Istruzioni del compito:
Riscriva l'intero materiale come tabella Markdown con le colonne "N.", che riporta il numero progressivo, e "Riga", che riporta il testo, tralasciando le righe vuote. Escluda le immagini dalla risposta.

=== Contenuto dei dati ===

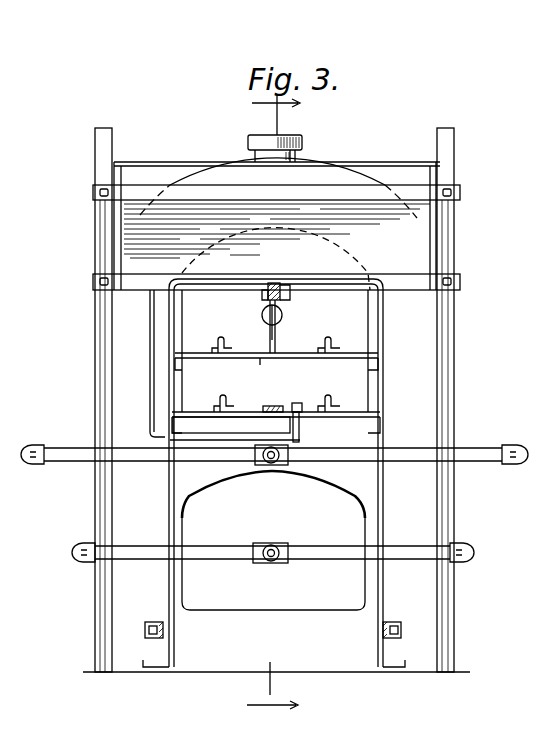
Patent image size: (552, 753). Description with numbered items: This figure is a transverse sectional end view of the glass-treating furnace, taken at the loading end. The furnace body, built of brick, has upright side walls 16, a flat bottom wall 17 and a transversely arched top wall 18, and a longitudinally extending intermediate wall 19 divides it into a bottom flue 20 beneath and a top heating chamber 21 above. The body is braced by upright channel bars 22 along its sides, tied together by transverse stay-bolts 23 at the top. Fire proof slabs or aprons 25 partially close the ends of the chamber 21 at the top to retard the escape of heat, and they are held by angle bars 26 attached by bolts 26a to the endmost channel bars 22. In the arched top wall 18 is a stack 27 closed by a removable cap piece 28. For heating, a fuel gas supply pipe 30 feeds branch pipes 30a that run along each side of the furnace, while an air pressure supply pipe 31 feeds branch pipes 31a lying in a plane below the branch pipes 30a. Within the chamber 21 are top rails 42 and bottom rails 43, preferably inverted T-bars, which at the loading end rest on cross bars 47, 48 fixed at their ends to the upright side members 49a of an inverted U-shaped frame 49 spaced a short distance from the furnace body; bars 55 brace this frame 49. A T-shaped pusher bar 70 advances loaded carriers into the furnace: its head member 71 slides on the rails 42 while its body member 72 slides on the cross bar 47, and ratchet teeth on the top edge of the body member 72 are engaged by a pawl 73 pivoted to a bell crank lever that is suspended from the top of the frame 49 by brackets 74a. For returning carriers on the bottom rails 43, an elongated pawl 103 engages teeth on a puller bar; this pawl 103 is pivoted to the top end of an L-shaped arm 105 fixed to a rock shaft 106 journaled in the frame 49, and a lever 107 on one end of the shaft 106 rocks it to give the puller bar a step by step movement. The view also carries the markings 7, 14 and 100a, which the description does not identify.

The section line 7- 7 is at (286, 409).
The plunger 14 is at (268, 285).
The upright side walls 16 is at (273, 299).
The flat bottom wall 17 is at (262, 612).
The transversely arched top wall 18 is at (232, 168).
The intermediate wall 19 is at (202, 475).
The bottom flue 20 is at (318, 494).
The top heating compartment or chamber 21 is at (300, 316).
The upright channel bars 22 is at (104, 128).
The top transverse stay-bolts 23 is at (332, 165).
The fire proof slabs or aprons 25 is at (282, 256).
The angle bars 26 is at (276, 238).
The bolts 26a is at (93, 280).
The stacks 27 is at (304, 143).
The removable cap pieces 28 is at (256, 142).
The fuel gas supply pipe 30 is at (270, 466).
The fuel gas branch pipes 30a is at (520, 440).
The air pressure supply pipe 31 is at (275, 543).
The air pressure branch pipes 31a is at (470, 532).
The top rails 42 is at (228, 333).
The bottom rails 43 is at (340, 390).
The cross bar 47 is at (318, 358).
The cross bar 48 is at (276, 431).
The inverted U-shaped frame 49 is at (158, 508).
The upright side members 49a is at (395, 322).
The bars 55 is at (163, 630).
The T-shaped pusher bar 70 is at (283, 347).
The head member 71 is at (262, 365).
The body member 72 is at (270, 338).
The pawl 73 is at (280, 318).
The brackets 74a is at (290, 285).
The contact block 100a is at (261, 407).
The elongated pawl 103 is at (298, 403).
The L-shaped arm 105 is at (299, 442).
The rock shaft 106 is at (232, 431).
The lever 107 is at (150, 360).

===

Risultato richiesto:
| N. | Riga |
|---|---|
| 1 | Patent image size: (552, 753). Description with numbered items: This figure is a transverse sectional end view of the glass-treating furnace, taken at the loading end. The furnace body, built of brick, has upright side walls 16, a flat bottom wall 17 and a transversely arched top wall 18, and a longitudinally extending intermediate wall 19 divides it into a bottom flue 20 beneath and a top heating chamber 21 above. The body is braced by upright channel bars 22 along its sides, tied together by transverse stay-bolts 23 at the top. Fire proof slabs or aprons 25 partially close the ends of the chamber 21 at the top to retard the escape of heat, and they are held by angle bars 26 attached by bolts 26a to the endmost channel bars 22. In the arched top wall 18 is a stack 27 closed by a removable cap piece 28. For heating, a fuel gas supply pipe 30 feeds branch pipes 30a that run along each side of the furnace, while an air pressure supply pipe 31 feeds branch pipes 31a lying in a plane below the branch pipes 30a. Within the chamber 21 are top rails 42 and bottom rails 43, preferably inverted T-bars, which at the loading end rest on cross bars 47, 48 fixed at their ends to the upright side members 49a of an inverted U-shaped frame 49 spaced a short distance from the furnace body; bars 55 brace this frame 49. A T-shaped pusher bar 70 advances loaded carriers into the furnace: its head member 71 slides on the rails 42 while its body member 72 slides on the cross bar 47, and ratchet teeth on the top edge of the body member 72 are engaged by a pawl 73 pivoted to a bell crank lever that is suspended from the top of the frame 49 by brackets 74a. For returning carriers on the bottom rails 43, an elongated pawl 103 engages teeth on a puller bar; this pawl 103 is pivoted to the top end of an L-shaped arm 105 fixed to a rock shaft 106 journaled in the frame 49, and a lever 107 on one end of the shaft 106 rocks it to give the puller bar a step by step movement. The view also carries the markings 7, 14 and 100a, which the description does not identify. |
| 2 | The section line 7- 7 is at (286, 409). |
| 3 | The plunger 14 is at (268, 285). |
| 4 | The upright side walls 16 is at (273, 299). |
| 5 | The flat bottom wall 17 is at (262, 612). |
| 6 | The transversely arched top wall 18 is at (232, 168). |
| 7 | The intermediate wall 19 is at (202, 475). |
| 8 | The bottom flue 20 is at (318, 494). |
| 9 | The top heating compartment or chamber 21 is at (300, 316). |
| 10 | The upright channel bars 22 is at (104, 128). |
| 11 | The top transverse stay-bolts 23 is at (332, 165). |
| 12 | The fire proof slabs or aprons 25 is at (282, 256). |
| 13 | The angle bars 26 is at (276, 238). |
| 14 | The bolts 26a is at (93, 280). |
| 15 | The stacks 27 is at (304, 143). |
| 16 | The removable cap pieces 28 is at (256, 142). |
| 17 | The fuel gas supply pipe 30 is at (270, 466). |
| 18 | The fuel gas branch pipes 30a is at (520, 440). |
| 19 | The air pressure supply pipe 31 is at (275, 543). |
| 20 | The air pressure branch pipes 31a is at (470, 532). |
| 21 | The top rails 42 is at (228, 333). |
| 22 | The bottom rails 43 is at (340, 390). |
| 23 | The cross bar 47 is at (318, 358). |
| 24 | The cross bar 48 is at (276, 431). |
| 25 | The inverted U-shaped frame 49 is at (158, 508). |
| 26 | The upright side members 49a is at (395, 322). |
| 27 | The bars 55 is at (163, 630). |
| 28 | The T-shaped pusher bar 70 is at (283, 347). |
| 29 | The head member 71 is at (262, 365). |
| 30 | The body member 72 is at (270, 338). |
| 31 | The pawl 73 is at (280, 318). |
| 32 | The brackets 74a is at (290, 285). |
| 33 | The contact block 100a is at (261, 407). |
| 34 | The elongated pawl 103 is at (298, 403). |
| 35 | The L-shaped arm 105 is at (299, 442). |
| 36 | The rock shaft 106 is at (232, 431). |
| 37 | The lever 107 is at (150, 360). |